### Record list

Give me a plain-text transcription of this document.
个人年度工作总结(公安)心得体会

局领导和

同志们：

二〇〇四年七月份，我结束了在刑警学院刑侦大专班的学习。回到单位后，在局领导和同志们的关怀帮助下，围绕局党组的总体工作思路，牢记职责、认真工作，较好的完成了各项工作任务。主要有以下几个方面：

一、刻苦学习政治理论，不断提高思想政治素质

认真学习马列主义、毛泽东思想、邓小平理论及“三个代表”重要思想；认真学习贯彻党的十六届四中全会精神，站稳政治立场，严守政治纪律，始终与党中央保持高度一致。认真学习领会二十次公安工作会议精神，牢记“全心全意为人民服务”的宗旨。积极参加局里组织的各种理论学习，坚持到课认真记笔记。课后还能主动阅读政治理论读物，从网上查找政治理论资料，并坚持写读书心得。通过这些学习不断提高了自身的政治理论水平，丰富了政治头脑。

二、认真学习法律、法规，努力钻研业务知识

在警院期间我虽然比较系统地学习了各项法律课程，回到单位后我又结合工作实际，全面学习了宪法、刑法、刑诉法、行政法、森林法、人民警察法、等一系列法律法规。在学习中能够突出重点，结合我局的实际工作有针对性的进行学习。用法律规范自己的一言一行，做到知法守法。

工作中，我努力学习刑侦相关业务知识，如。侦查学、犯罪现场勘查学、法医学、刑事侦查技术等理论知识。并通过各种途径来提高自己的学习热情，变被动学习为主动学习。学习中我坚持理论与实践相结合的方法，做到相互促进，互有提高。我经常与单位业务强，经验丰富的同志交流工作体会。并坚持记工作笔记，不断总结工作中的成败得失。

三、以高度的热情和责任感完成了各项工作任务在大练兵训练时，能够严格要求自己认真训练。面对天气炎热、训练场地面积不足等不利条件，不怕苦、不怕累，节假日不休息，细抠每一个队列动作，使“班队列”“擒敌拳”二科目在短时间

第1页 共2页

### Problem to solve
Type the whole listing again, unaltered.

### Exercise answer
Give me a plain-text transcription of this document.
个人年度工作总结(公安)心得体会

局领导和

同志们：

二〇〇四年七月份，我结束了在刑警学院刑侦大专班的学习。回到单位后，在局领导和同志们的关怀帮助下，围绕局党组的总体工作思路，牢记职责、认真工作，较好的完成了各项工作任务。主要有以下几个方面：

一、刻苦学习政治理论，不断提高思想政治素质

认真学习马列主义、毛泽东思想、邓小平理论及“三个代表”重要思想；认真学习贯彻党的十六届四中全会精神，站稳政治立场，严守政治纪律，始终与党中央保持高度一致。认真学习领会二十次公安工作会议精神，牢记“全心全意为人民服务”的宗旨。积极参加局里组织的各种理论学习，坚持到课认真记笔记。课后还能主动阅读政治理论读物，从网上查找政治理论资料，并坚持写读书心得。通过这些学习不断提高了自身的政治理论水平，丰富了政治头脑。

二、认真学习法律、法规，努力钻研业务知识

在警院期间我虽然比较系统地学习了各项法律课程，回到单位后我又结合工作实际，全面学习了宪法、刑法、刑诉法、行政法、森林法、人民警察法、等一系列法律法规。在学习中能够突出重点，结合我局的实际工作有针对性的进行学习。用法律规范自己的一言一行，做到知法守法。

工作中，我努力学习刑侦相关业务知识，如。侦查学、犯罪现场勘查学、法医学、刑事侦查技术等理论知识。并通过各种途径来提高自己的学习热情，变被动学习为主动学习。学习中我坚持理论与实践相结合的方法，做到相互促进，互有提高。我经常与单位业务强，经验丰富的同志交流工作体会。并坚持记工作笔记，不断总结工作中的成败得失。

三、以高度的热情和责任感完成了各项工作任务在大练兵训练时，能够严格要求自己认真训练。面对天气炎热、训练场地面积不足等不利条件，不怕苦、不怕累，节假日不休息，细抠每一个队列动作，使“班队列”“擒敌拳”二科目在短时间

第1页 共2页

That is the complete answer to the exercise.